- Written request A
Return the stretch of the code review from "It's normally easy" through "worth a comment.", copied verbatim.

- Given passage
========================================================================

Was initially surprised that this didn't need to be GTY, but I guess
there are no ggc_collect calls during the relevant parts of cfgexpand.

It's normally easy to tell when GTY is needed if all the users of the
state are in the same file, but for cases like this it's a little harder.
Might be worth a comment.

Might also be worth having “stack” or “frame” in these names, and similarly
for the public functions.

> @@ -1352,6 +1361,28 @@ asan_redzone_buffer::flush_if_full (void)
>      flush_redzone_payload ();
>  }
>  
> +/* Returns whether we are tagging pointers and checking those tags on memory
> +   access.  */
> +bool
> +hwasan_sanitize_p ()
> +{
> +    return sanitize_flags_p (SANITIZE_HWADDRESS);

Nit: excess indentation.

> @@ -2901,6 +2932,11 @@ initialize_sanitizer_builtins (void)
>      = build_function_type_list (void_type_node, uint64_type_node,
>                               ptr_type_node, NULL_TREE);
>  
> +  tree BT_FN_VOID_PTR_UINT8_SIZE
> +    = build_function_type_list (void_type_node, ptr_type_node,
> +                             unsigned_char_type_node, size_type_node,
> +                             NULL_TREE);

The function prototype seems to be:

  void __hwasan_tag_memory(uptr p, u8 tag, uptr sz)

and size_t doesn't have the same precision as pointers on all targets.
Maybe pointer_sized_int_node would be more accurate.  (Despite its name,
it's unsigned rather than signed.)

> @@ -3702,4 +3740,269 @@ make_pass_asan_O0 (gcc::context *ctxt)
>    return new pass_asan_O0 (ctxt);
>  }
>  
> +/* For stack tagging:
> +     Initialise tag of the base register.

“Initialize”

Very minor, but I've not seen this style of comment elsewhere in GCC,
where the main comment is indented by two extra spaces.  Think a blank
line and no extra indentation is more usual.

========================================================================

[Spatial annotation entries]
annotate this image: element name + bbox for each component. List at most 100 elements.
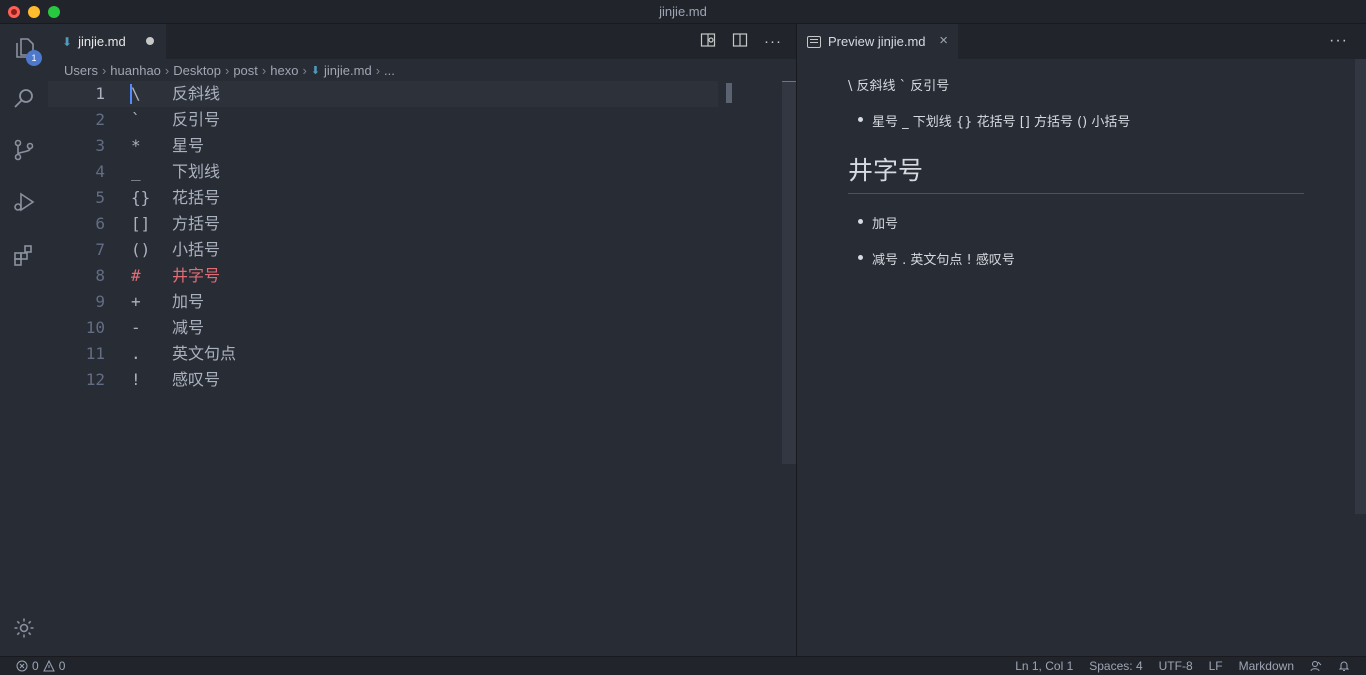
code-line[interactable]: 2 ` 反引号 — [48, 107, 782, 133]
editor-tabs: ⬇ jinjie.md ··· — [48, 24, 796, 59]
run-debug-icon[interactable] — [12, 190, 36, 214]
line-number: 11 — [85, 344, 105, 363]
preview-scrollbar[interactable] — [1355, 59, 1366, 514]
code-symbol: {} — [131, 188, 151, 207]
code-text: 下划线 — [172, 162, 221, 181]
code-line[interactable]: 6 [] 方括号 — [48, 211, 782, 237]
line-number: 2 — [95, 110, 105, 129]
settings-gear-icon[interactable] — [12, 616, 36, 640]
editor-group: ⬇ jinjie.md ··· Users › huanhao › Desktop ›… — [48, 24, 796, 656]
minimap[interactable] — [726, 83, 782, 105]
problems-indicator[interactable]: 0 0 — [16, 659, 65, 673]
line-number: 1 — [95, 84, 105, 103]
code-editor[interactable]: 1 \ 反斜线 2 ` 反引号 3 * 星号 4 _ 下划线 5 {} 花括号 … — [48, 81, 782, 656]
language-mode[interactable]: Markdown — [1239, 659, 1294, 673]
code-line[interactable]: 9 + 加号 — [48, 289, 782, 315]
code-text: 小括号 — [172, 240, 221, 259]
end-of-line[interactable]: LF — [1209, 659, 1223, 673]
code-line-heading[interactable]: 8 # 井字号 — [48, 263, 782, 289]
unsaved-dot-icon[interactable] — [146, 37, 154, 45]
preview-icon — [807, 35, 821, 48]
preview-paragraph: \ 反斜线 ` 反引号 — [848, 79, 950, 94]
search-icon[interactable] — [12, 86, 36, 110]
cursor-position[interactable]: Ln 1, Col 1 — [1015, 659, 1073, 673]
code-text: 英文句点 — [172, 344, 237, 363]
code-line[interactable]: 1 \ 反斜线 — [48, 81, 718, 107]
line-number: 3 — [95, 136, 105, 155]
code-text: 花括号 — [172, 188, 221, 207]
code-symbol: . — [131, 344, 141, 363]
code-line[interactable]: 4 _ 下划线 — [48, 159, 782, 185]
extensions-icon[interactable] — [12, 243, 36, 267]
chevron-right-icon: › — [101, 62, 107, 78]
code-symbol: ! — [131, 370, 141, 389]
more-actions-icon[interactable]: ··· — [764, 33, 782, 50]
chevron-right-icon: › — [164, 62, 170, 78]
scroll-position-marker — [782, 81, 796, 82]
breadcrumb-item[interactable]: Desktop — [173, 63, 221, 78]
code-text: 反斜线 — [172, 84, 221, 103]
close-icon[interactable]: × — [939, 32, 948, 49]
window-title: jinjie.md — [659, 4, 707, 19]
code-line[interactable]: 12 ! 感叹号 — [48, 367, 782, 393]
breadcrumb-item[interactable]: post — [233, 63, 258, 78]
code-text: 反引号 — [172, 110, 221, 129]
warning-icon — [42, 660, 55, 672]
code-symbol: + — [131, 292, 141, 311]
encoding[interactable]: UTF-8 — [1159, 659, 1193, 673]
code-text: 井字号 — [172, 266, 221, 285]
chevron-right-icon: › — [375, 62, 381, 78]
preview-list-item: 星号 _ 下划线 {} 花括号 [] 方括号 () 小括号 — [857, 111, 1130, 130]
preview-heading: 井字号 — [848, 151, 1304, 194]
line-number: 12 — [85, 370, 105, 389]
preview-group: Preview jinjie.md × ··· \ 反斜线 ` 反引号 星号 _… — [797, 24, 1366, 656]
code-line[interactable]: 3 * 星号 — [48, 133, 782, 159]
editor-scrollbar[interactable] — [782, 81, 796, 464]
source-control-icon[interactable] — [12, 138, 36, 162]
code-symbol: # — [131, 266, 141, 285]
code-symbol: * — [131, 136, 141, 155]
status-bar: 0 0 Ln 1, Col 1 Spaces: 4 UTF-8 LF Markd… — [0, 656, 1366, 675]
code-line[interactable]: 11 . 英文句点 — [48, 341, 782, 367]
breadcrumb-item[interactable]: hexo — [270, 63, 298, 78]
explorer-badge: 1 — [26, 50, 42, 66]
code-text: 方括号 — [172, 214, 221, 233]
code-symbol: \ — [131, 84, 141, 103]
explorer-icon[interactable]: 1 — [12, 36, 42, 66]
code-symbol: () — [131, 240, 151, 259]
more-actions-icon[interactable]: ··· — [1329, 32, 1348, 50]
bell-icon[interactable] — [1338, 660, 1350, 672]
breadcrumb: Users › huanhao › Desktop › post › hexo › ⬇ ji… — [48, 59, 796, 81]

========================================================================

- Written request B
Retype the stretch of the records from the line containing "107, 782, 133]" through the line containing "cursor-position[interactable]: Ln 1, Col", both lines included, without any change.

- Correct response A
It's normally easy to tell when GTY is needed if all the users of the
state are in the same file, but for cases like this it's a little harder.
Might be worth a comment.

- Correct response B
code-line[interactable]: 2 ` 反引号 — [48, 107, 782, 133]
editor-tabs: ⬇ jinjie.md ··· — [48, 24, 796, 59]
run-debug-icon[interactable] — [12, 190, 36, 214]
line-number: 11 — [85, 344, 105, 363]
preview-scrollbar[interactable] — [1355, 59, 1366, 514]
code-symbol: {} — [131, 188, 151, 207]
code-text: 下划线 — [172, 162, 221, 181]
code-line[interactable]: 6 [] 方括号 — [48, 211, 782, 237]
line-number: 2 — [95, 110, 105, 129]
settings-gear-icon[interactable] — [12, 616, 36, 640]
editor-group: ⬇ jinjie.md ··· Users › huanhao › Desktop ›… — [48, 24, 796, 656]
minimap[interactable] — [726, 83, 782, 105]
problems-indicator[interactable]: 0 0 — [16, 659, 65, 673]
line-number: 1 — [95, 84, 105, 103]
code-editor[interactable]: 1 \ 反斜线 2 ` 反引号 3 * 星号 4 _ 下划线 5 {} 花括号 … — [48, 81, 782, 656]
language-mode[interactable]: Markdown — [1239, 659, 1294, 673]
code-line[interactable]: 9 + 加号 — [48, 289, 782, 315]
code-text: 小括号 — [172, 240, 221, 259]
end-of-line[interactable]: LF — [1209, 659, 1223, 673]
code-line-heading[interactable]: 8 # 井字号 — [48, 263, 782, 289]
unsaved-dot-icon[interactable] — [146, 37, 154, 45]
preview-icon — [807, 35, 821, 48]
preview-paragraph: \ 反斜线 ` 反引号 — [848, 79, 950, 94]
search-icon[interactable] — [12, 86, 36, 110]
cursor-position[interactable]: Ln 1, Col 1 — [1015, 659, 1073, 673]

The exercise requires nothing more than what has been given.